- Given exercise
Extract all lines that hold "text" from the records below.

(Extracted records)
START
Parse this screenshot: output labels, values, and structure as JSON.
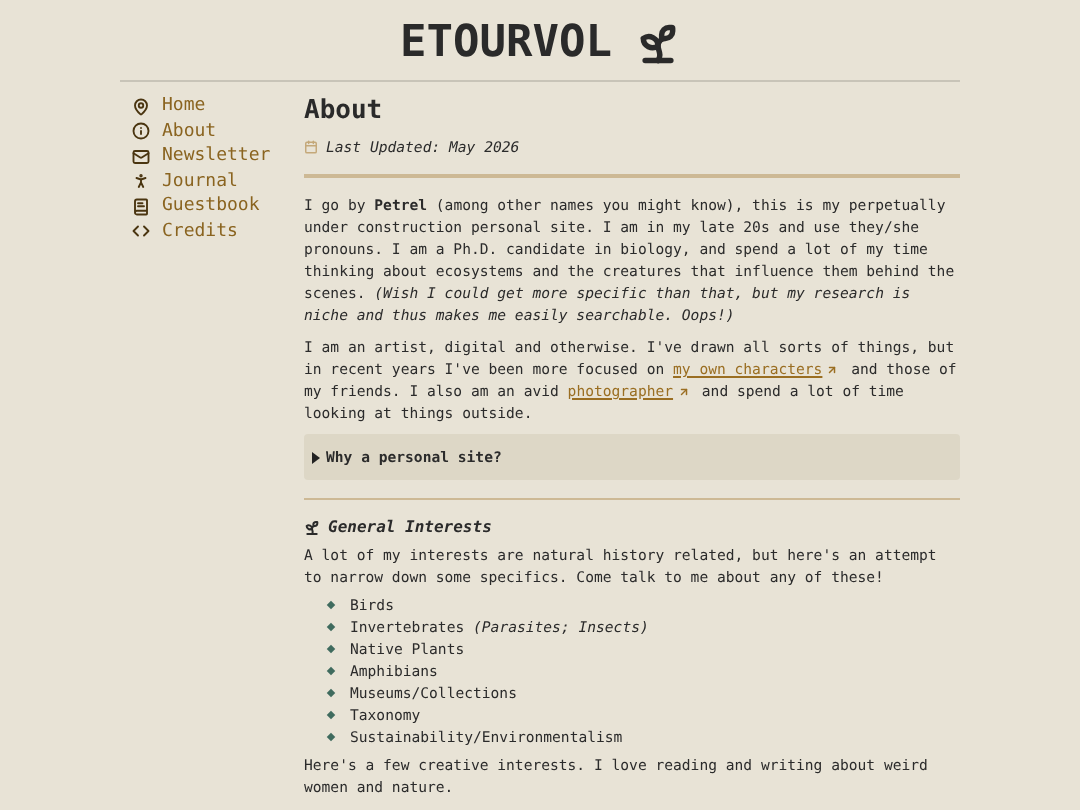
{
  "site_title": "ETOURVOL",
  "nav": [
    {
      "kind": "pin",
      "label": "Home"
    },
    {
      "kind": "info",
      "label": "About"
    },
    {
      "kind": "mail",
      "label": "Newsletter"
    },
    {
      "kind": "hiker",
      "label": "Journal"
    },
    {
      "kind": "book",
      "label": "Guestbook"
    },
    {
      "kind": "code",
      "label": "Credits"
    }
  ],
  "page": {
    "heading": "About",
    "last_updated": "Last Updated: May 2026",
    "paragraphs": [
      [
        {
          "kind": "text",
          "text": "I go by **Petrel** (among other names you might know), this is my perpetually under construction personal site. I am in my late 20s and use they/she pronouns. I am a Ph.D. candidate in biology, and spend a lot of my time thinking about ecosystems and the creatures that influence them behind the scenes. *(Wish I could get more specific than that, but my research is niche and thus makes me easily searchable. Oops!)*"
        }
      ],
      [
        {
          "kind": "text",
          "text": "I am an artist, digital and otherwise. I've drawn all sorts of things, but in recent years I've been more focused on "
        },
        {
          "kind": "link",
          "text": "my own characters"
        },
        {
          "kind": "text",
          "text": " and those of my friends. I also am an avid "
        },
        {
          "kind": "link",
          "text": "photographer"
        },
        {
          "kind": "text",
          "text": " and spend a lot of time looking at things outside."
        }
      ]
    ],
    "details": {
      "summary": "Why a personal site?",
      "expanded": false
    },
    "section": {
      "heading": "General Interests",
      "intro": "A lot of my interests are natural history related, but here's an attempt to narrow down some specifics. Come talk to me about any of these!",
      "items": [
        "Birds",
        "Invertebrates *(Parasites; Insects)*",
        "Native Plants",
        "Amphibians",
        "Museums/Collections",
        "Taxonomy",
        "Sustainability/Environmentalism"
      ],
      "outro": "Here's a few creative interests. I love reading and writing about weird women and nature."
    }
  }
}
END
START
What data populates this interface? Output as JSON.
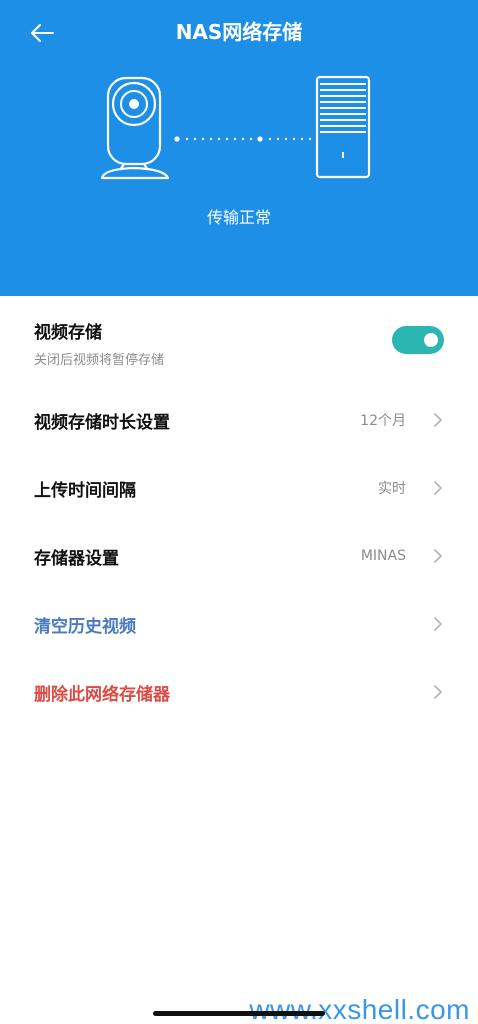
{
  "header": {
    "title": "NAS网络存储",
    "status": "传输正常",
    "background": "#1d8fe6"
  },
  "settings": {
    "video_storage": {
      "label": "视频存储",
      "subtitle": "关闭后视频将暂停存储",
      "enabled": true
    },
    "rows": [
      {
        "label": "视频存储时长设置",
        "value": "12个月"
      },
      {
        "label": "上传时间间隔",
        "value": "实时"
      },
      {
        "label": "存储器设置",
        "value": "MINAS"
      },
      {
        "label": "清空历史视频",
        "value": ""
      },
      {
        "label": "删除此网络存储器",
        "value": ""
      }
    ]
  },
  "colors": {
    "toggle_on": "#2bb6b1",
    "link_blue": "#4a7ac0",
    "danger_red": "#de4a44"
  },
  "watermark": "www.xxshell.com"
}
END
START
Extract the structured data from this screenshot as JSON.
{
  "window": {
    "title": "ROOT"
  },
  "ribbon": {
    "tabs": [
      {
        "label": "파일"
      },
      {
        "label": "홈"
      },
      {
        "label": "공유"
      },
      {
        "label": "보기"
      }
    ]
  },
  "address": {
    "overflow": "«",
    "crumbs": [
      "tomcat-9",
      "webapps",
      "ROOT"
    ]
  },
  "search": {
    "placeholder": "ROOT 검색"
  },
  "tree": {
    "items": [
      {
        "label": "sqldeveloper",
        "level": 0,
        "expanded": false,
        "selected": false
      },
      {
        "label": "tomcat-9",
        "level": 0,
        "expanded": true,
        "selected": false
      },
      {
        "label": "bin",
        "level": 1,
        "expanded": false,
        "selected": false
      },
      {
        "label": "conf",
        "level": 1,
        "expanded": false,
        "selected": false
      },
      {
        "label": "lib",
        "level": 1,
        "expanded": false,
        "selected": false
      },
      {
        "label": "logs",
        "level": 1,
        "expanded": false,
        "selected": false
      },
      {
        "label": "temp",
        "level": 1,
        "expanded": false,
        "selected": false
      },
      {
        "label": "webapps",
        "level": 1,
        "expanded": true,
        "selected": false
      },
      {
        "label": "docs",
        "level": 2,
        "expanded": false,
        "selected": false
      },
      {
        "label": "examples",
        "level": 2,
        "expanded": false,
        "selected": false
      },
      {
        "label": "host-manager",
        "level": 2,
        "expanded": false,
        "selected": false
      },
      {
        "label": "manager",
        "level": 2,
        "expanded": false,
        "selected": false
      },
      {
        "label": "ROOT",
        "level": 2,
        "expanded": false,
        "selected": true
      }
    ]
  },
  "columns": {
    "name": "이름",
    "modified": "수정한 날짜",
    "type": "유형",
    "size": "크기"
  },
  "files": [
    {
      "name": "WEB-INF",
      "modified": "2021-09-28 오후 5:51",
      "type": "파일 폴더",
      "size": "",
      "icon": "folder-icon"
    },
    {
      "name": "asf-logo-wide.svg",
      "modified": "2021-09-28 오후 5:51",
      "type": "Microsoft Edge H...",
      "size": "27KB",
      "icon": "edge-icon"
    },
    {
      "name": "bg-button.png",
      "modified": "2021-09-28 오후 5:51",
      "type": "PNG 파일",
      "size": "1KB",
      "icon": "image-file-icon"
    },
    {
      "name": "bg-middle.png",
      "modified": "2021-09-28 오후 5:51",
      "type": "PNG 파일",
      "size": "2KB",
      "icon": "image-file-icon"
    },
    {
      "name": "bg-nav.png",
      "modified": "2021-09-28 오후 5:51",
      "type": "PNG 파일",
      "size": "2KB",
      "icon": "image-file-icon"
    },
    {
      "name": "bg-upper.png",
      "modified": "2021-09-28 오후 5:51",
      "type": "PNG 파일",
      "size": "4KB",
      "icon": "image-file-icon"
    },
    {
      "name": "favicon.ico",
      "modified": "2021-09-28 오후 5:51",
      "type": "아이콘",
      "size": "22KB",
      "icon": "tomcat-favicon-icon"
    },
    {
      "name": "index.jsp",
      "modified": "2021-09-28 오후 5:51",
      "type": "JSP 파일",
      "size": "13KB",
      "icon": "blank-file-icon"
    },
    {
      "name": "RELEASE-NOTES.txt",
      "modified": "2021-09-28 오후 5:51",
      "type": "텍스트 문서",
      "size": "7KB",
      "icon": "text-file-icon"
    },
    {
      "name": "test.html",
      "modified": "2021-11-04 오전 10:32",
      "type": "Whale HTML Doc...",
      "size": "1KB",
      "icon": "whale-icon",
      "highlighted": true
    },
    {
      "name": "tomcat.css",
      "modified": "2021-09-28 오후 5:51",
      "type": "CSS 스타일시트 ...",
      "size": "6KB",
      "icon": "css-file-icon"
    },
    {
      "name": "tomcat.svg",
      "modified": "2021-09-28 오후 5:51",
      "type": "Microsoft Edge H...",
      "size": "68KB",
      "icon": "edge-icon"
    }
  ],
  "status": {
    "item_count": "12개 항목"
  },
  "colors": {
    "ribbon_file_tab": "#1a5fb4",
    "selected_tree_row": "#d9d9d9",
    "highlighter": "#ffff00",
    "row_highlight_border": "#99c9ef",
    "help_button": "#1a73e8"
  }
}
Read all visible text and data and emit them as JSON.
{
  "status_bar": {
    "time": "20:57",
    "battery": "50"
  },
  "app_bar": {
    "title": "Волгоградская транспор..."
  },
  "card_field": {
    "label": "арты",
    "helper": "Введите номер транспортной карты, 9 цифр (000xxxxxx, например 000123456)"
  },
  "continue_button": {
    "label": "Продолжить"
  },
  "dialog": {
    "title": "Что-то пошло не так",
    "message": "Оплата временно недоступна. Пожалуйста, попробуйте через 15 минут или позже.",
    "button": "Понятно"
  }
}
END
- The solution
          "kind": "text",
          "text": "I go by **Petrel** (among other names you might know), this is my perpetually under construction personal site. I am in my late 20s and use they/she pronouns. I am a Ph.D. candidate in biology, and spend a lot of my time thinking about ecosystems and the creatures that influence them behind the scenes. *(Wish I could get more specific than that, but my research is niche and thus makes me easily searchable. Oops!)*"
          "kind": "text",
          "text": "I am an artist, digital and otherwise. I've drawn all sorts of things, but in recent years I've been more focused on "
          "text": "my own characters"
          "kind": "text",
          "text": " and those of my friends. I also am an avid "
          "text": "photographer"
          "kind": "text",
          "text": " and spend a lot of time looking at things outside."
      "icon": "text-file-icon"
Read all visible text and data and emit them as JSON.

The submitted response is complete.